▼

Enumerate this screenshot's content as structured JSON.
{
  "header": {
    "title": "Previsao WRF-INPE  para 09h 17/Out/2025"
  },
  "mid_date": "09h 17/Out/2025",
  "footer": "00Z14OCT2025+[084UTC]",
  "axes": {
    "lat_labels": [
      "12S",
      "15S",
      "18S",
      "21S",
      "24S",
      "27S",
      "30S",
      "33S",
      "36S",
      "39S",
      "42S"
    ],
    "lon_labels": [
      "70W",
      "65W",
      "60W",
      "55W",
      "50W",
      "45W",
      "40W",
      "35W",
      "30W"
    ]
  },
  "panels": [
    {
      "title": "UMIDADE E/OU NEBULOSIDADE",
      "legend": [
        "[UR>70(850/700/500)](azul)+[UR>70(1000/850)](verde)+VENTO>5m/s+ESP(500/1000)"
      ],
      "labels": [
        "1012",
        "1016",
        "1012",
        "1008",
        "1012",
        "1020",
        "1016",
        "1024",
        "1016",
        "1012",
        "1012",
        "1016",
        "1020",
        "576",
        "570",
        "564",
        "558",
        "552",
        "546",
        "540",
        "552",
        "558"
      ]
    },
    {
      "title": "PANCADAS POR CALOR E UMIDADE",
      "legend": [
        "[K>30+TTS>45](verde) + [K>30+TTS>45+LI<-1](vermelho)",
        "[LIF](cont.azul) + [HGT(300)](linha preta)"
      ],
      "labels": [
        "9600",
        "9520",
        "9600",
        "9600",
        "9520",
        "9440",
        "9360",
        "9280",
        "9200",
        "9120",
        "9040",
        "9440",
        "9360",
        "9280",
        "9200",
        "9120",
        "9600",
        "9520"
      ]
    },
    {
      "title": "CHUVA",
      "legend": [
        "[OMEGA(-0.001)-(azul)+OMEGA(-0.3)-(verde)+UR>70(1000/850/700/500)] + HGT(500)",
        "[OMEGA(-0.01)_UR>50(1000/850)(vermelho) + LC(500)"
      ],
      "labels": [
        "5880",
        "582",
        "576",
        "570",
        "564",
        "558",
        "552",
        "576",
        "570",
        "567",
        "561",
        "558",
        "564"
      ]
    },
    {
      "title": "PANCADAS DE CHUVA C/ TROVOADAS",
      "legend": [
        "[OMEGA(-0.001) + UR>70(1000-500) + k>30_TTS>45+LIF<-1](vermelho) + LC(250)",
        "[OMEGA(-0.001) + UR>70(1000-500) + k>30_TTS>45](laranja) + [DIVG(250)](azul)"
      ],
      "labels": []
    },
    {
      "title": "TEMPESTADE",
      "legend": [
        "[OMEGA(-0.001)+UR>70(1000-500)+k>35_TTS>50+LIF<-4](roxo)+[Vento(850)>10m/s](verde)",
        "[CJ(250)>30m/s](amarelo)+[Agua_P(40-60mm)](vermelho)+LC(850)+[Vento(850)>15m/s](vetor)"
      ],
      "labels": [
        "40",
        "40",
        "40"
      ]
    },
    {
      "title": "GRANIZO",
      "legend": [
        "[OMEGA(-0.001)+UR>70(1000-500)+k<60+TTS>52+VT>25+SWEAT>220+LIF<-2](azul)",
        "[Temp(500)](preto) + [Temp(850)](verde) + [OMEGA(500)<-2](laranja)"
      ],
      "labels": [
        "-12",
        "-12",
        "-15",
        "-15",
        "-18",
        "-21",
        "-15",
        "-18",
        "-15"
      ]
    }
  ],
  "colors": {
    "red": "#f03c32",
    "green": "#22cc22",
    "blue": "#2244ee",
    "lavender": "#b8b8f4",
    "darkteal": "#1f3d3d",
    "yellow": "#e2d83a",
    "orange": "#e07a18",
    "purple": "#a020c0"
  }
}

▲

### [Problem]
Output all records verbatim.

### [Result]
Enumerate this screenshot's content as structured JSON.
{
  "header": {
    "title": "Previsao WRF-INPE  para 09h 17/Out/2025"
  },
  "mid_date": "09h 17/Out/2025",
  "footer": "00Z14OCT2025+[084UTC]",
  "axes": {
    "lat_labels": [
      "12S",
      "15S",
      "18S",
      "21S",
      "24S",
      "27S",
      "30S",
      "33S",
      "36S",
      "39S",
      "42S"
    ],
    "lon_labels": [
      "70W",
      "65W",
      "60W",
      "55W",
      "50W",
      "45W",
      "40W",
      "35W",
      "30W"
    ]
  },
  "panels": [
    {
      "title": "UMIDADE E/OU NEBULOSIDADE",
      "legend": [
        "[UR>70(850/700/500)](azul)+[UR>70(1000/850)](verde)+VENTO>5m/s+ESP(500/1000)"
      ],
      "labels": [
        "1012",
        "1016",
        "1012",
        "1008",
        "1012",
        "1020",
        "1016",
        "1024",
        "1016",
        "1012",
        "1012",
        "1016",
        "1020",
        "576",
        "570",
        "564",
        "558",
        "552",
        "546",
        "540",
        "552",
        "558"
      ]
    },
    {
      "title": "PANCADAS POR CALOR E UMIDADE",
      "legend": [
        "[K>30+TTS>45](verde) + [K>30+TTS>45+LI<-1](vermelho)",
        "[LIF](cont.azul) + [HGT(300)](linha preta)"
      ],
      "labels": [
        "9600",
        "9520",
        "9600",
        "9600",
        "9520",
        "9440",
        "9360",
        "9280",
        "9200",
        "9120",
        "9040",
        "9440",
        "9360",
        "9280",
        "9200",
        "9120",
        "9600",
        "9520"
      ]
    },
    {
      "title": "CHUVA",
      "legend": [
        "[OMEGA(-0.001)-(azul)+OMEGA(-0.3)-(verde)+UR>70(1000/850/700/500)] + HGT(500)",
        "[OMEGA(-0.01)_UR>50(1000/850)(vermelho) + LC(500)"
      ],
      "labels": [
        "5880",
        "582",
        "576",
        "570",
        "564",
        "558",
        "552",
        "576",
        "570",
        "567",
        "561",
        "558",
        "564"
      ]
    },
    {
      "title": "PANCADAS DE CHUVA C/ TROVOADAS",
      "legend": [
        "[OMEGA(-0.001) + UR>70(1000-500) + k>30_TTS>45+LIF<-1](vermelho) + LC(250)",
        "[OMEGA(-0.001) + UR>70(1000-500) + k>30_TTS>45](laranja) + [DIVG(250)](azul)"
      ],
      "labels": []
    },
    {
      "title": "TEMPESTADE",
      "legend": [
        "[OMEGA(-0.001)+UR>70(1000-500)+k>35_TTS>50+LIF<-4](roxo)+[Vento(850)>10m/s](verde)",
        "[CJ(250)>30m/s](amarelo)+[Agua_P(40-60mm)](vermelho)+LC(850)+[Vento(850)>15m/s](vetor)"
      ],
      "labels": [
        "40",
        "40",
        "40"
      ]
    },
    {
      "title": "GRANIZO",
      "legend": [
        "[OMEGA(-0.001)+UR>70(1000-500)+k<60+TTS>52+VT>25+SWEAT>220+LIF<-2](azul)",
        "[Temp(500)](preto) + [Temp(850)](verde) + [OMEGA(500)<-2](laranja)"
      ],
      "labels": [
        "-12",
        "-12",
        "-15",
        "-15",
        "-18",
        "-21",
        "-15",
        "-18",
        "-15"
      ]
    }
  ],
  "colors": {
    "red": "#f03c32",
    "green": "#22cc22",
    "blue": "#2244ee",
    "lavender": "#b8b8f4",
    "darkteal": "#1f3d3d",
    "yellow": "#e2d83a",
    "orange": "#e07a18",
    "purple": "#a020c0"
  }
}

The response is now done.